* **Stated task**:
Reproduce all of the data below without alteration; exclude every picture.

★ ★ ★ ★ ★ ★ ★

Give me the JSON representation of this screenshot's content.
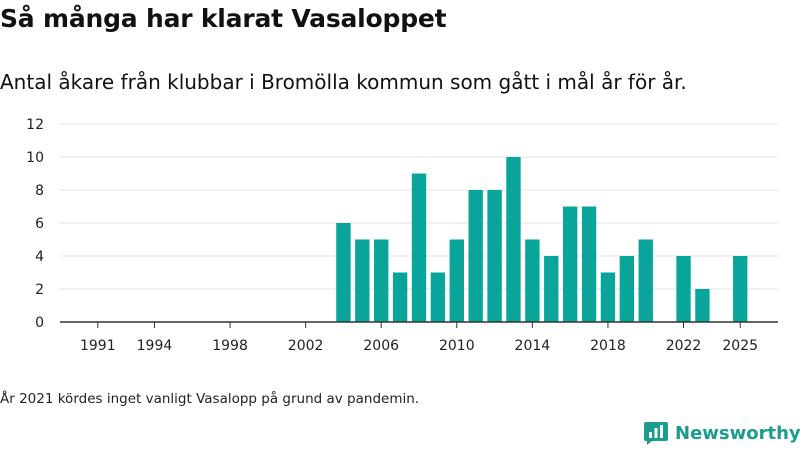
{
  "header": {
    "title": "Så många har klarat Vasaloppet",
    "subtitle": "Antal åkare från klubbar i Bromölla kommun som gått i mål år för år."
  },
  "footnote": "År 2021 kördes inget vanligt Vasalopp på grund av pandemin.",
  "brand": {
    "name": "Newsworthy",
    "icon": "newsworthy-logo-icon"
  },
  "colors": {
    "bar": "#0aa59a",
    "grid": "#e3e3e3",
    "axis": "#333333",
    "brand": "#1a9c8f"
  },
  "chart_data": {
    "type": "bar",
    "title": "Så många har klarat Vasaloppet",
    "xlabel": "",
    "ylabel": "",
    "ylim": [
      0,
      12
    ],
    "yticks": [
      0,
      2,
      4,
      6,
      8,
      10,
      12
    ],
    "xlim": [
      1989,
      2027
    ],
    "xticks": [
      1991,
      1994,
      1998,
      2002,
      2006,
      2010,
      2014,
      2018,
      2022,
      2025
    ],
    "grid": true,
    "x": [
      2004,
      2005,
      2006,
      2007,
      2008,
      2009,
      2010,
      2011,
      2012,
      2013,
      2014,
      2015,
      2016,
      2017,
      2018,
      2019,
      2020,
      2022,
      2023,
      2025
    ],
    "values": [
      6,
      5,
      5,
      3,
      9,
      3,
      5,
      8,
      8,
      10,
      5,
      4,
      7,
      7,
      3,
      4,
      5,
      4,
      2,
      4
    ]
  }
}
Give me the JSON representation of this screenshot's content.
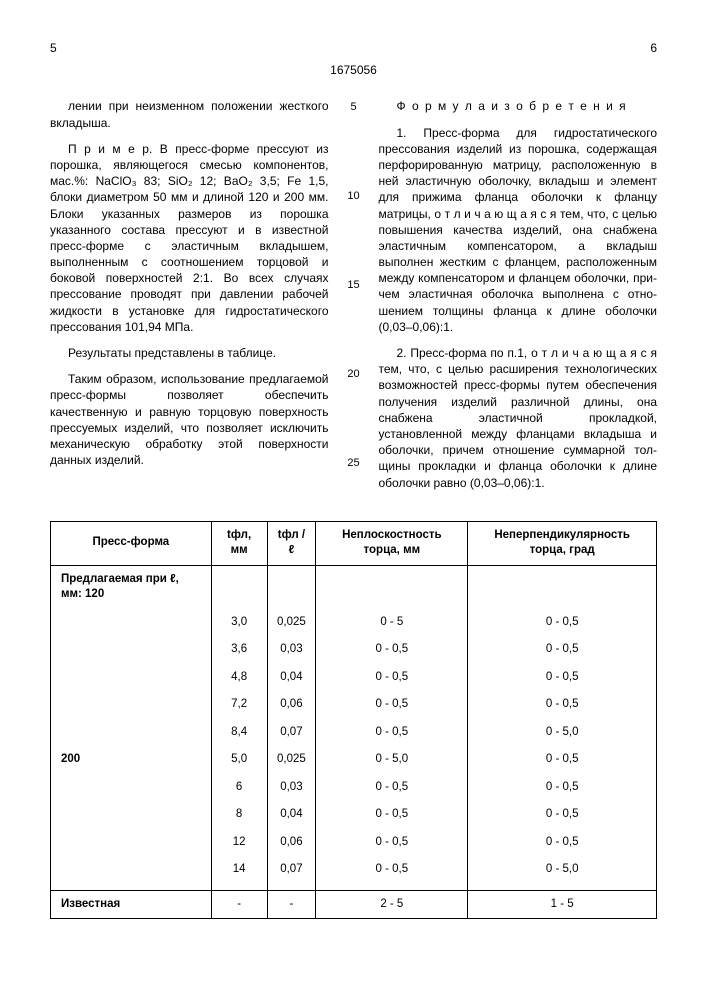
{
  "pageLeft": "5",
  "docId": "1675056",
  "pageRight": "6",
  "leftColumn": {
    "p1": "лении при неизменном положении жестко­го вкладыша.",
    "p2": "П р и м е р. В пресс-форме прессуют из порошка, являющегося смесью компонен­тов, мас.%: NaClO₃ 83; SiO₂ 12; BaO₂ 3,5; Fe 1,5, блоки диаметром 50 мм и длиной 120 и 200 мм. Блоки указанных размеров из по­рошка указанного состава прессуют и в из­вестной пресс-форме с эластичным вкладышем, выполненным с соотношением торцовой и боковой поверхностей 2:1. Во всех случаях прессование проводят при давлении рабочей жидкости в установке для гидростатического прессования 101,94 МПа.",
    "p3": "Результаты представлены в таблице.",
    "p4": "Таким образом, использование предла­гаемой пресс-формы позволяет обеспечить качественную и равную торцовую поверх­ность прессуемых изделий, что позволяет исключить механическую обработку этой поверхности данных изделий."
  },
  "rightColumn": {
    "heading": "Ф о р м у л а  и з о б р е т е н и я",
    "p1": "1. Пресс-форма для гидростатического прессования изделий из порошка, содержа­щая перфорированную матрицу, располо­женную в ней эластичную оболочку, вкладыш и элемент для прижима фланца оболочки к фланцу матрицы, о т л и ч а ю­ щ а я с я  тем, что, с целью повышения качества изделий, она снабжена эластич­ным компенсатором, а вкладыш выполнен жестким с фланцем, расположенным между компенсатором и фланцем оболочки, при­чем эластичная оболочка выполнена с отно­шением толщины фланца к длине оболочки (0,03–0,06):1.",
    "p2": "2. Пресс-форма по п.1, о т л и ч а ю щ а я­ с я  тем, что, с целью расширения технологи­ческих возможностей пресс-формы путем обеспечения получения изделий различной длины, она снабжена эластичной прокладкой, установленной между фланцами вкладыша и оболочки, причем отношение суммарной тол­щины прокладки и фланца оболочки к длине оболочки равно (0,03–0,06):1."
  },
  "lineNumbers": [
    "5",
    "10",
    "15",
    "20",
    "25"
  ],
  "table": {
    "headers": [
      "Пресс-форма",
      "tфл, мм",
      "tфл /ℓ",
      "Неплоскост­ность торца, мм",
      "Неперпендику­лярность торца, град"
    ],
    "group1Label": "Предлагаемая при ℓ, мм: 120",
    "group2Label": "200",
    "rows1": [
      [
        "3,0",
        "0,025",
        "0 - 5",
        "0 - 0,5"
      ],
      [
        "3,6",
        "0,03",
        "0 - 0,5",
        "0 - 0,5"
      ],
      [
        "4,8",
        "0,04",
        "0 - 0,5",
        "0 - 0,5"
      ],
      [
        "7,2",
        "0,06",
        "0 - 0,5",
        "0 - 0,5"
      ],
      [
        "8,4",
        "0,07",
        "0 - 0,5",
        "0 - 5,0"
      ]
    ],
    "rows2": [
      [
        "5,0",
        "0,025",
        "0 - 5,0",
        "0 - 0,5"
      ],
      [
        "6",
        "0,03",
        "0 - 0,5",
        "0 - 0,5"
      ],
      [
        "8",
        "0,04",
        "0 - 0,5",
        "0 - 0,5"
      ],
      [
        "12",
        "0,06",
        "0 - 0,5",
        "0 - 0,5"
      ],
      [
        "14",
        "0,07",
        "0 - 0,5",
        "0 - 5,0"
      ]
    ],
    "knownRow": [
      "Известная",
      "-",
      "-",
      "2 - 5",
      "1 - 5"
    ]
  }
}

★ ★ ★ ★ ★ ★ ★

* **Correct response**:
Give me the JSON representation of this screenshot's content.
{
  "header": {
    "title": "Så många har klarat Vasaloppet",
    "subtitle": "Antal åkare från klubbar i Bromölla kommun som gått i mål år för år."
  },
  "footnote": "År 2021 kördes inget vanligt Vasalopp på grund av pandemin.",
  "brand": {
    "name": "Newsworthy",
    "icon": "newsworthy-logo-icon"
  },
  "colors": {
    "bar": "#0aa59a",
    "grid": "#e3e3e3",
    "axis": "#333333",
    "brand": "#1a9c8f"
  },
  "chart_data": {
    "type": "bar",
    "title": "Så många har klarat Vasaloppet",
    "xlabel": "",
    "ylabel": "",
    "ylim": [
      0,
      12
    ],
    "yticks": [
      0,
      2,
      4,
      6,
      8,
      10,
      12
    ],
    "xlim": [
      1989,
      2027
    ],
    "xticks": [
      1991,
      1994,
      1998,
      2002,
      2006,
      2010,
      2014,
      2018,
      2022,
      2025
    ],
    "grid": true,
    "x": [
      2004,
      2005,
      2006,
      2007,
      2008,
      2009,
      2010,
      2011,
      2012,
      2013,
      2014,
      2015,
      2016,
      2017,
      2018,
      2019,
      2020,
      2022,
      2023,
      2025
    ],
    "values": [
      6,
      5,
      5,
      3,
      9,
      3,
      5,
      8,
      8,
      10,
      5,
      4,
      7,
      7,
      3,
      4,
      5,
      4,
      2,
      4
    ]
  }
}
Give me the JSON representation of this screenshot's content.
{
  "pageLeft": "5",
  "docId": "1675056",
  "pageRight": "6",
  "leftColumn": {
    "p1": "лении при неизменном положении жестко­го вкладыша.",
    "p2": "П р и м е р. В пресс-форме прессуют из порошка, являющегося смесью компонен­тов, мас.%: NaClO₃ 83; SiO₂ 12; BaO₂ 3,5; Fe 1,5, блоки диаметром 50 мм и длиной 120 и 200 мм. Блоки указанных размеров из по­рошка указанного состава прессуют и в из­вестной пресс-форме с эластичным вкладышем, выполненным с соотношением торцовой и боковой поверхностей 2:1. Во всех случаях прессование проводят при давлении рабочей жидкости в установке для гидростатического прессования 101,94 МПа.",
    "p3": "Результаты представлены в таблице.",
    "p4": "Таким образом, использование предла­гаемой пресс-формы позволяет обеспечить качественную и равную торцовую поверх­ность прессуемых изделий, что позволяет исключить механическую обработку этой поверхности данных изделий."
  },
  "rightColumn": {
    "heading": "Ф о р м у л а  и з о б р е т е н и я",
    "p1": "1. Пресс-форма для гидростатического прессования изделий из порошка, содержа­щая перфорированную матрицу, располо­женную в ней эластичную оболочку, вкладыш и элемент для прижима фланца оболочки к фланцу матрицы, о т л и ч а ю­ щ а я с я  тем, что, с целью повышения качества изделий, она снабжена эластич­ным компенсатором, а вкладыш выполнен жестким с фланцем, расположенным между компенсатором и фланцем оболочки, при­чем эластичная оболочка выполнена с отно­шением толщины фланца к длине оболочки (0,03–0,06):1.",
    "p2": "2. Пресс-форма по п.1, о т л и ч а ю щ а я­ с я  тем, что, с целью расширения технологи­ческих возможностей пресс-формы путем обеспечения получения изделий различной длины, она снабжена эластичной прокладкой, установленной между фланцами вкладыша и оболочки, причем отношение суммарной тол­щины прокладки и фланца оболочки к длине оболочки равно (0,03–0,06):1."
  },
  "lineNumbers": [
    "5",
    "10",
    "15",
    "20",
    "25"
  ],
  "table": {
    "headers": [
      "Пресс-форма",
      "tфл, мм",
      "tфл /ℓ",
      "Неплоскост­ность торца, мм",
      "Неперпендику­лярность торца, град"
    ],
    "group1Label": "Предлагаемая при ℓ, мм: 120",
    "group2Label": "200",
    "rows1": [
      [
        "3,0",
        "0,025",
        "0 - 5",
        "0 - 0,5"
      ],
      [
        "3,6",
        "0,03",
        "0 - 0,5",
        "0 - 0,5"
      ],
      [
        "4,8",
        "0,04",
        "0 - 0,5",
        "0 - 0,5"
      ],
      [
        "7,2",
        "0,06",
        "0 - 0,5",
        "0 - 0,5"
      ],
      [
        "8,4",
        "0,07",
        "0 - 0,5",
        "0 - 5,0"
      ]
    ],
    "rows2": [
      [
        "5,0",
        "0,025",
        "0 - 5,0",
        "0 - 0,5"
      ],
      [
        "6",
        "0,03",
        "0 - 0,5",
        "0 - 0,5"
      ],
      [
        "8",
        "0,04",
        "0 - 0,5",
        "0 - 0,5"
      ],
      [
        "12",
        "0,06",
        "0 - 0,5",
        "0 - 0,5"
      ],
      [
        "14",
        "0,07",
        "0 - 0,5",
        "0 - 5,0"
      ]
    ],
    "knownRow": [
      "Известная",
      "-",
      "-",
      "2 - 5",
      "1 - 5"
    ]
  }
}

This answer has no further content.